(Stated exercise) Where a line of the listing below includes the word "течение", reproduce that line.

[Recorded data]
******
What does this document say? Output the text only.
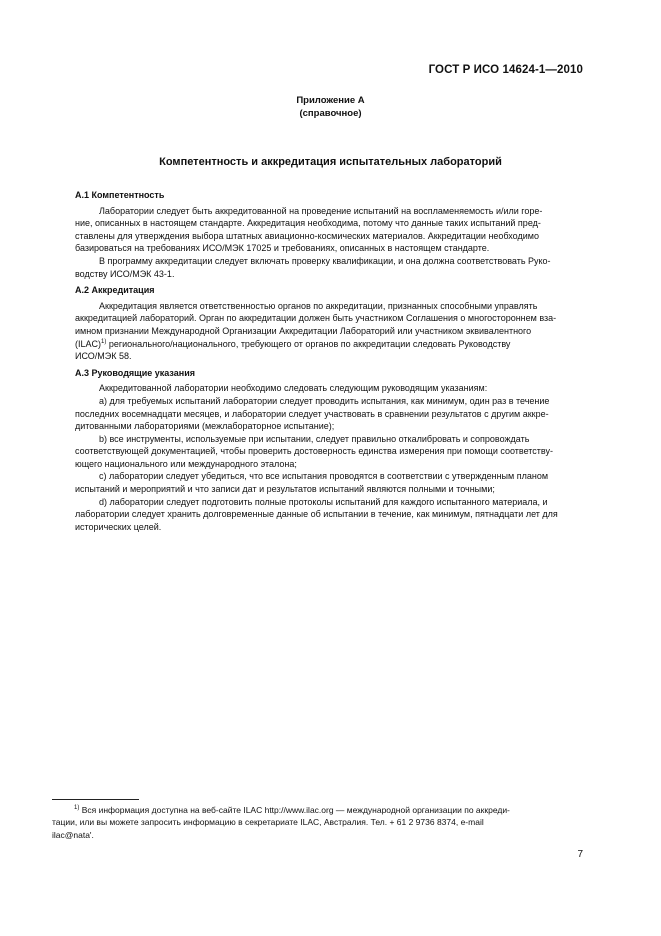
ГОСТ Р ИСО 14624-1—2010
Приложение А
(справочное)
Компетентность и аккредитация испытательных лабораторий
А.1 Компетентность
Лаборатории следует быть аккредитованной на проведение испытаний на воспламеняемость и/или горе-
ние, описанных в настоящем стандарте. Аккредитация необходима, потому что данные таких испытаний пред-
ставлены для утверждения выбора штатных авиационно-космических материалов. Аккредитации необходимо
базироваться на требованиях ИСО/МЭК 17025 и требованиях, описанных в настоящем стандарте.
В программу аккредитации следует включать проверку квалификации, и она должна соответствовать Руко-
водству ИСО/МЭК 43-1.
А.2 Аккредитация
Аккредитация является ответственностью органов по аккредитации, признанных способными управлять
аккредитацией лабораторий. Орган по аккредитации должен быть участником Соглашения о многостороннем вза-
имном признании Международной Организации Аккредитации Лабораторий или участником эквивалентного
(ILAC)$^{1)}$ региональнoго/национального, требующего от органов по аккредитации следовать Руководству
ИСО/МЭК 58.
А.3 Руководящие указания
Аккредитованной лаборатории необходимо следовать следующим руководящим указаниям:
а) для требуемых испытаний лаборатории следует проводить испытания, как минимум, один раз в течение
последних восемнадцати месяцев, и лаборатории следует участвовать в сравнении результатов с другим аккре-
дитованными лабораториями (межлабораторное испытание);
b) все инструменты, используемые при испытании, следует правильно откалибровать и сопровождать
соответствующей документацией, чтобы проверить достоверность единства измерения при помощи соответству-
ющего национального или международного эталона;
с) лаборатории следует убедиться, что все испытания проводятся в соответствии с утвержденным планом
испытаний и мероприятий и что записи дат и результатов испытаний являются полными и точными;
d) лаборатории следует подготовить полные протоколы испытаний для каждого испытанного материала, и
лаборатории следует хранить долговременные данные об испытании в течение, как минимум, пятнадцати лет для
исторических целей.
$^{1)}$ Вся информация доступна на веб-сайте ILAC http://www.ilac.org — международной организации по аккреди-
тации, или вы можете запросить информацию в секретариате ILAC, Австралия. Тел. + 61 2 9736 8374, e-mail
ilac@nata'.
7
******
(Correct output)
а) для требуемых испытаний лаборатории следует проводить испытания, как минимум, один раз в течение
лаборатории следует хранить долговременные данные об испытании в течение, как минимум, пятнадцати лет для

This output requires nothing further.